My body doesn't take well to meds. AND the meds they gave me for my ectopic left me on the couch for 3 more weeks. LOTS of time to think. THEN, it took my body even longer to go back to "normal." All along, I just wanted to be pregnant again. But for some reason, God had another plan. I KEPT hoping this would be the month it would happen...but nope. It wouldn't. It took 9 months after my miscarriage before I'd become pregnant again. 9 months of LOTS of emotion. One day I'd be FINE, feeling good, the next day, my husband would find me in our bed sobbing. I had a memory, a flashback, someone said something, I just wanted out of this trial...and the list went on and on.

BUT through it all, God remained in control. To this day, I don't know WHY I had to go through all that. I don't know WHAT God wanted me to learn. BUT, I do know that I walked away with a MUCH stronger TRUST and FAITH in Him. People asked me at the beginning of this pregnancy, "Are you afraid you might miscarry this baby?" Honestly, I wasn't. Because I KNEW that IF God took this baby, He would walk to through that trial too. Just like He did before.

And so, realizing that I only have less than 4 weeks left with this pregnancy, I see God's hand each step of the way. Have I been pregnant FOREVER? Yes. You can't tell me I haven't. Cause I have. I was pregnant in Sept 2008 and then miscarried, tried for 9 months, got pregnant and ONCE AGAIN was pregnant in Sept 2009. We have a Gospel Sing in Sept. and in 08 my dad announced it to the crowd we were expecting...I was 6 weeks pregnant. THEN, in Sept. 09...same thing. He announced that I was 11 weeks pregnant. Two Septembers pregnant...with no baby. Yep. I've been pregnant FOREVER.

But, God has taught me amazing things along the way. Blogging has become a DEAR friend, and I consider all of my blogger friends little gifts from Heaven. So what the devil meant to evil, God meant for good. AND, if one person is blessed by this story, then it was all worth it.

I titled my blog--TOO FAR TO LOOK BACK. For one, it's an amazing Southern Gospel song that I love...but another reason was I have come TOO FAR in my walk with God to look back. I'm going forward no matter what may come along the way.

Rest assured my dear friends, IF you are in a trial...HE WILL CARRY YOU! His word promises it!
SO...GO on believing that HE is right there with you and HE is on your side!
TRUST HIM my friends!

6 comments:

Unknown said...

:) loved readin this.... & i love you & east. :)

jessica m said...

Wow! What a testiment to God's Love! Thanks for sharing. Praying for you everyday as you enter into mommyhood.

Truly His said...

Rachel, this is the best post I have ever read on blogger. Do you know why? It is real, raw, genuINE. It is right from your heart. This baby is going to be such a blessing, Rachel. He will be. God is all over him. :)

I love you. What a great role model you are for you two little sisters. :)

Unknown said...

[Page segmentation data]
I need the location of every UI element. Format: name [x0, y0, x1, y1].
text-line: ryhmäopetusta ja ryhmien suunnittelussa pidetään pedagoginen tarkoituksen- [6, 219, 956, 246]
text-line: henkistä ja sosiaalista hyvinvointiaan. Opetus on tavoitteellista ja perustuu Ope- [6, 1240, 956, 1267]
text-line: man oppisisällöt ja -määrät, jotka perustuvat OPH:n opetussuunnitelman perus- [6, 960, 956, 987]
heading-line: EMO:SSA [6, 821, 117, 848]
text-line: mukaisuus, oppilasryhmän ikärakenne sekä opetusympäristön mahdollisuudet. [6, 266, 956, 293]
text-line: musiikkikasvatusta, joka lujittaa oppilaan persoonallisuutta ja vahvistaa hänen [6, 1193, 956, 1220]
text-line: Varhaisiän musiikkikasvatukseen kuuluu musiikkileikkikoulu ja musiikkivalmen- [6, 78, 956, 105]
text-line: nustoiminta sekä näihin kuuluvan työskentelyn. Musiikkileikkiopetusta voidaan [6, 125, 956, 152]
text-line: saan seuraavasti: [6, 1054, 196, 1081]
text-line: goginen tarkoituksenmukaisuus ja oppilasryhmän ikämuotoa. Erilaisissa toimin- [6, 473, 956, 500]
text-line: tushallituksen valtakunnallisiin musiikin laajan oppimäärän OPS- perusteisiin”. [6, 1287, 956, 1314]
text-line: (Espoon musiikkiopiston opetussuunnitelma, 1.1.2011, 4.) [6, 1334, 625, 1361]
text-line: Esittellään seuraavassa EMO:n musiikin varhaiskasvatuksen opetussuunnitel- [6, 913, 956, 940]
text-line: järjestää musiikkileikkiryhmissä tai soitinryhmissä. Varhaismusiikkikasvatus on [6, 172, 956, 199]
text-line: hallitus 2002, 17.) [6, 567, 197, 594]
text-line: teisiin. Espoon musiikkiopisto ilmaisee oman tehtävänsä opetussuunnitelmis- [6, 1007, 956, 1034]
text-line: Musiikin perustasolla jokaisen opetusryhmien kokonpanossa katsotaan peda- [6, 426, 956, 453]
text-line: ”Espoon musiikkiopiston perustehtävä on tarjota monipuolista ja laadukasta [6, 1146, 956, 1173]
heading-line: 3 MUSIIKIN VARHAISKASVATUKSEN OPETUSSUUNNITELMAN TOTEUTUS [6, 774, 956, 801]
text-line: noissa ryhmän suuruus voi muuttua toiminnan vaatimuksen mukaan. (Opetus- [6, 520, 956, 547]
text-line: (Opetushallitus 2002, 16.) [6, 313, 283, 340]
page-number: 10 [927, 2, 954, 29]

Work item: In the blog post about pregnancy after miscarriage, how long did it take the writer to become pregnant again after the miscarriage?

Task answer: It took 9 months.